▶ **Stored records**
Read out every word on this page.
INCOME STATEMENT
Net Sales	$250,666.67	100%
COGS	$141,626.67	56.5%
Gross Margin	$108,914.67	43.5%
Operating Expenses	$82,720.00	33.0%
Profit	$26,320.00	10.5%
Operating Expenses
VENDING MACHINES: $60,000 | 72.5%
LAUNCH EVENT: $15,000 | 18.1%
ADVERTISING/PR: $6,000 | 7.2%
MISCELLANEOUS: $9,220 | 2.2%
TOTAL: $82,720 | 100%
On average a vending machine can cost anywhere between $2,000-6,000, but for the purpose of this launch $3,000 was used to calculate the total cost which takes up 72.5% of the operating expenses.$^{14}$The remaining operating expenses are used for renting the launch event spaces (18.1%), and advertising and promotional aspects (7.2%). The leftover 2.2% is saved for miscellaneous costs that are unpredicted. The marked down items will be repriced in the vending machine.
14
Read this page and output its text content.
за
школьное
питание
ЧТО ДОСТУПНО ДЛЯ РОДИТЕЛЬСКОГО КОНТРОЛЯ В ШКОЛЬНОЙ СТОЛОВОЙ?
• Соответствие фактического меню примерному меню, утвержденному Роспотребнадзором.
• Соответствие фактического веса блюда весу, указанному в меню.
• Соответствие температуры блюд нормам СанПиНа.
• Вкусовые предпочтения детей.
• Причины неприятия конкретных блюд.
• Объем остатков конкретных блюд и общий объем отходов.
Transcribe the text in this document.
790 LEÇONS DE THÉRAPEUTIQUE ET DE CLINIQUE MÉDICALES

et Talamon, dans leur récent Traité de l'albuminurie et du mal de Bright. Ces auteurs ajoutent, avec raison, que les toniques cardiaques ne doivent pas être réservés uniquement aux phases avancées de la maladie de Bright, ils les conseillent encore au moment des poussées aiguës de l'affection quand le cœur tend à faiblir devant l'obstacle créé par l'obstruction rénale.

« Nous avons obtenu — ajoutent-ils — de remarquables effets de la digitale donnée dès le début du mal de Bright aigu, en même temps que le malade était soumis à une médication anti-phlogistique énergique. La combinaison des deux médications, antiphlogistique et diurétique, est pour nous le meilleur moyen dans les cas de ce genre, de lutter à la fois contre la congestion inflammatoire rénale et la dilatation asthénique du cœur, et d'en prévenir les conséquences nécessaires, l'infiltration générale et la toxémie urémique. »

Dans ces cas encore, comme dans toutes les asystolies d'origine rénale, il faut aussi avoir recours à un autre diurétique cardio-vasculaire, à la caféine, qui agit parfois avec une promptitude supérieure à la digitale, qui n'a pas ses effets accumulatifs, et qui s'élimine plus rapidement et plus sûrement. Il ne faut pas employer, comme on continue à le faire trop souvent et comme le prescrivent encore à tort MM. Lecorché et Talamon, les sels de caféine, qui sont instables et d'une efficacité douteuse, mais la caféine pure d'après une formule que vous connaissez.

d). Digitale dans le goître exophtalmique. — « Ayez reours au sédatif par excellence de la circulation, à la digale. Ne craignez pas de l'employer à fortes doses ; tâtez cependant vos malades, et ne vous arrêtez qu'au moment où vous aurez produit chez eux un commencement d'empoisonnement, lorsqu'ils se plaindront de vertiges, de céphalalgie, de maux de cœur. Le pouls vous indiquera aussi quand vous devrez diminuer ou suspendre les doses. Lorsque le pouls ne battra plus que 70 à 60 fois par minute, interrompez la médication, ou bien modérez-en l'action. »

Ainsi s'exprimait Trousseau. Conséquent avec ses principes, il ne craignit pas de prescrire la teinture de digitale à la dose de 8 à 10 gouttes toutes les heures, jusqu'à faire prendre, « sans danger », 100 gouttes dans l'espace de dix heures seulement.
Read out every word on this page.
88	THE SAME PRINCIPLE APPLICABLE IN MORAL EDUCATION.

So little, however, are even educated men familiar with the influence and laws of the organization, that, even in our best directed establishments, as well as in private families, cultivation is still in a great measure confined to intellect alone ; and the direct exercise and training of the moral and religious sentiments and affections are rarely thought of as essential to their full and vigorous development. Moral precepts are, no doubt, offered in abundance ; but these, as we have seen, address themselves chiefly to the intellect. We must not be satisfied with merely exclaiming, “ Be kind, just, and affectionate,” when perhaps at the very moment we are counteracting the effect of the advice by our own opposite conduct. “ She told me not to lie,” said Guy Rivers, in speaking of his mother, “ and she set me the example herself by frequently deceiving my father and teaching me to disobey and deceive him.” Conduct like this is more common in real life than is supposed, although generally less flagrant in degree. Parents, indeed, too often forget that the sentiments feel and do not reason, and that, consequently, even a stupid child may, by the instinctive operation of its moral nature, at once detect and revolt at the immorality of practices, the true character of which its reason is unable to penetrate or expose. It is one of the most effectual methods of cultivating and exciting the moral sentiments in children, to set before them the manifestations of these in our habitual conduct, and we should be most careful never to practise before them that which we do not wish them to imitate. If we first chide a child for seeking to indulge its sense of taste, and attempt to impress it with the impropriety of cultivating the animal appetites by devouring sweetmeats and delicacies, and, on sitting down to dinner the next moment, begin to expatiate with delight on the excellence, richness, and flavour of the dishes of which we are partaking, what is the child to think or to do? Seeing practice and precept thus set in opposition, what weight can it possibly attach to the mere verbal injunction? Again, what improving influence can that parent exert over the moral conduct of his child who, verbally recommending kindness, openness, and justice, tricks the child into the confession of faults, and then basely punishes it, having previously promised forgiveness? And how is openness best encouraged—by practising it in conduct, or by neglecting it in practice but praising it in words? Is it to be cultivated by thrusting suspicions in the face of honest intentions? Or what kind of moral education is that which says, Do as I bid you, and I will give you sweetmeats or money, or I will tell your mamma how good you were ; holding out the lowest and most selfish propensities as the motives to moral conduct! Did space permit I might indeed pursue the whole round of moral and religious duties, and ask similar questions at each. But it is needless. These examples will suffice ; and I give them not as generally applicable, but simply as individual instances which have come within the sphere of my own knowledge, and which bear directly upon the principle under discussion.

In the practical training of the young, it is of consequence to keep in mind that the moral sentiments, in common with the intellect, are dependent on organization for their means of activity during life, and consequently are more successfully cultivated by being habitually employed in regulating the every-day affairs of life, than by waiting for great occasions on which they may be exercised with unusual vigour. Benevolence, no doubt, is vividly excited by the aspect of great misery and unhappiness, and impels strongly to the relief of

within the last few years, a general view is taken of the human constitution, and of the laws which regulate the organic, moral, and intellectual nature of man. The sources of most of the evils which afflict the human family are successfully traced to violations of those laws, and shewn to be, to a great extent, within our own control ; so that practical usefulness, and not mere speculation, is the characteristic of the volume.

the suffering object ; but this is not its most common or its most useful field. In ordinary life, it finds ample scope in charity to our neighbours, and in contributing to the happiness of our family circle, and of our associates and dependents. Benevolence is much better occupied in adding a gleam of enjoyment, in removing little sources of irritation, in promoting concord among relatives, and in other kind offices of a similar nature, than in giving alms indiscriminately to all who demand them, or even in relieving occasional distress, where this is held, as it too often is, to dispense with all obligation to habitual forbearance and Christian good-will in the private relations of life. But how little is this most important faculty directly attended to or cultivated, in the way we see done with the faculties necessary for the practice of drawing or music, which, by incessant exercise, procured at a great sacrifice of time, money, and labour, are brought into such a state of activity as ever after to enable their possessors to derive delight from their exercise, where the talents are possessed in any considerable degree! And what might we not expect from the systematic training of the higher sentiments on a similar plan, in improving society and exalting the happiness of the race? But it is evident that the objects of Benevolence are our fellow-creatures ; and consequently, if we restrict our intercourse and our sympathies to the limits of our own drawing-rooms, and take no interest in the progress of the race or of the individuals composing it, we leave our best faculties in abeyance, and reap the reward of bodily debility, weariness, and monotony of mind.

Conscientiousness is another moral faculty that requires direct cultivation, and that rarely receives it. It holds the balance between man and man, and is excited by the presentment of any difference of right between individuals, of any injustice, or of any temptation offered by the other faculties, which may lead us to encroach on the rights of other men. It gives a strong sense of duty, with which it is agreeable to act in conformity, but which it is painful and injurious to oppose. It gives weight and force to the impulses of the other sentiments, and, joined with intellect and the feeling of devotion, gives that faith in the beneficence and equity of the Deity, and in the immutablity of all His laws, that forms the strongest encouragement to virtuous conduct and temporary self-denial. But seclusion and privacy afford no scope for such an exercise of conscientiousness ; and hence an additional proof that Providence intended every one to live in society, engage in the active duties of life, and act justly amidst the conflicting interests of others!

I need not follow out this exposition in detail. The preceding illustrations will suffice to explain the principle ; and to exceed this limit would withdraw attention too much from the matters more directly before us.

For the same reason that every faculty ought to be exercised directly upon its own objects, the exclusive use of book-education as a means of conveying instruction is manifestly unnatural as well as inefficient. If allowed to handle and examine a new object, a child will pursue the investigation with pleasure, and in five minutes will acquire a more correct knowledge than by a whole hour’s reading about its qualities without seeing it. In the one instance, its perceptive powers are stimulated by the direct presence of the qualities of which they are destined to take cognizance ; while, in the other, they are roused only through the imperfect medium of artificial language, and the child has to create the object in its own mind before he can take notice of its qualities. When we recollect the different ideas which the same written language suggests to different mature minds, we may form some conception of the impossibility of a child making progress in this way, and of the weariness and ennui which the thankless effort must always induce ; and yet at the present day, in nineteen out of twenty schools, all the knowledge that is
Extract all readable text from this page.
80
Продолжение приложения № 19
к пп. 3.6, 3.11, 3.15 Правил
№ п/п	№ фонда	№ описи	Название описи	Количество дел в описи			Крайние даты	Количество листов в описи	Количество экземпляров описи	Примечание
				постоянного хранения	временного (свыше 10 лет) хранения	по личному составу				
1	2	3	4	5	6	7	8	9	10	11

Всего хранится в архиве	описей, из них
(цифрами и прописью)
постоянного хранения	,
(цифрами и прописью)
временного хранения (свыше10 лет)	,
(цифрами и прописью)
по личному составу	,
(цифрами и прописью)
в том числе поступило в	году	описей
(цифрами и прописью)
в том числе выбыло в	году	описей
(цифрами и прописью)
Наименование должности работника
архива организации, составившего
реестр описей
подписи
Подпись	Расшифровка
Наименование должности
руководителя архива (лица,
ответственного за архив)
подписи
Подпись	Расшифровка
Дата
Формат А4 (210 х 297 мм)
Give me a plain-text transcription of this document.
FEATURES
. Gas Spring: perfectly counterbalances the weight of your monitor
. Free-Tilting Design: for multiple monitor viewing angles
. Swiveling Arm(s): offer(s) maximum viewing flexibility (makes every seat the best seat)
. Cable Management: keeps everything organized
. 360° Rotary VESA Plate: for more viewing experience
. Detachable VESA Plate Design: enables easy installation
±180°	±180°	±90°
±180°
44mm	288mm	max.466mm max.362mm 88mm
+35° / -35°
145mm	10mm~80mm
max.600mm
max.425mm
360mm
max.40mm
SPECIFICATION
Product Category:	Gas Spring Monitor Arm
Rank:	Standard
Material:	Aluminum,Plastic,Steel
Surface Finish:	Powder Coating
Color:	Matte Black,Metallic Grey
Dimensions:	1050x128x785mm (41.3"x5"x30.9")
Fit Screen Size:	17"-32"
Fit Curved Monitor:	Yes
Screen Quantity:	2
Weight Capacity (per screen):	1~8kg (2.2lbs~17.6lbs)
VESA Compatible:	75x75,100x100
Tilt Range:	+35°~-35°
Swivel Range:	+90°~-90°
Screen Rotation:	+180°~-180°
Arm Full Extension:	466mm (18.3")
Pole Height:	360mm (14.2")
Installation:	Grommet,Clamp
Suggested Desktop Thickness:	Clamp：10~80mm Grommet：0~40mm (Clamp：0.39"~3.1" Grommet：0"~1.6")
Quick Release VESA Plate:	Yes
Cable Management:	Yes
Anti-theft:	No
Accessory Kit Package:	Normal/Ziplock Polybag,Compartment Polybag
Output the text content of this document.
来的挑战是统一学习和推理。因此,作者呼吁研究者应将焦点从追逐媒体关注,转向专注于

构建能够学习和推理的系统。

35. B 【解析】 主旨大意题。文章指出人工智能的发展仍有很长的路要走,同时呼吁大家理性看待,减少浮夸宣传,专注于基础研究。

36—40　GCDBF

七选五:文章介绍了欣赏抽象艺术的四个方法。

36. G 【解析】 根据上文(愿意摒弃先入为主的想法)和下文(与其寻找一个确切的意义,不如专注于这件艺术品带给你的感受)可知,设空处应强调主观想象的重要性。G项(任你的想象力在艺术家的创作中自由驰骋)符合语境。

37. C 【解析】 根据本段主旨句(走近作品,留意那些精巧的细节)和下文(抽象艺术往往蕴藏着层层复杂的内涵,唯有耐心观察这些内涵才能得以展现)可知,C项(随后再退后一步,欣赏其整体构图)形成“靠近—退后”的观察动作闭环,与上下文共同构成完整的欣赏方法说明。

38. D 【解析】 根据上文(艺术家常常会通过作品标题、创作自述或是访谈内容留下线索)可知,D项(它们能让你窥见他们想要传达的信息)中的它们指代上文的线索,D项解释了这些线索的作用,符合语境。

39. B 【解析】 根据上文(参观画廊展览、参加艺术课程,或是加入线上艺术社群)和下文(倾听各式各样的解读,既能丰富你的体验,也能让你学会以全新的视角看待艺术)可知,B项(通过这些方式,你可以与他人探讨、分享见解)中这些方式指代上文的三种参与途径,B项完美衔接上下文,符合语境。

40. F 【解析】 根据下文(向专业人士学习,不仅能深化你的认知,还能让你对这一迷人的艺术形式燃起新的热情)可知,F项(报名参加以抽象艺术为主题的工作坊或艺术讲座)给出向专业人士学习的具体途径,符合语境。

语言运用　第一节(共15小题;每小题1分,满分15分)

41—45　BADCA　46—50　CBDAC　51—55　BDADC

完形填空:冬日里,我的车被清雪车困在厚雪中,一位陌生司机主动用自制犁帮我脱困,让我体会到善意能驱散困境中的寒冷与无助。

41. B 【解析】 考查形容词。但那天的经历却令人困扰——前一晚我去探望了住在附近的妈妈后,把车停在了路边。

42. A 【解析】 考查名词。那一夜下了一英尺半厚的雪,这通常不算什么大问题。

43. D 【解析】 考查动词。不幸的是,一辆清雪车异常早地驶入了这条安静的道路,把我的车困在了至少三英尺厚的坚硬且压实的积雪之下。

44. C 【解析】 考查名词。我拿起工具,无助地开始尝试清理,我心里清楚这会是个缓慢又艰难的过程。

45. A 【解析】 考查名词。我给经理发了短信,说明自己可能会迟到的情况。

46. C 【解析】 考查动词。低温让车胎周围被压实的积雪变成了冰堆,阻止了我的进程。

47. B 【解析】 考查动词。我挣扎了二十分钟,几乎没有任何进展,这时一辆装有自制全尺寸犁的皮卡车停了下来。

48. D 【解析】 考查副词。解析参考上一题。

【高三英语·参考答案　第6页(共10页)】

▶ **Requirement**
Tally how many lines of the records hold the word "году". Answer with the number only.

▶ **Result**
2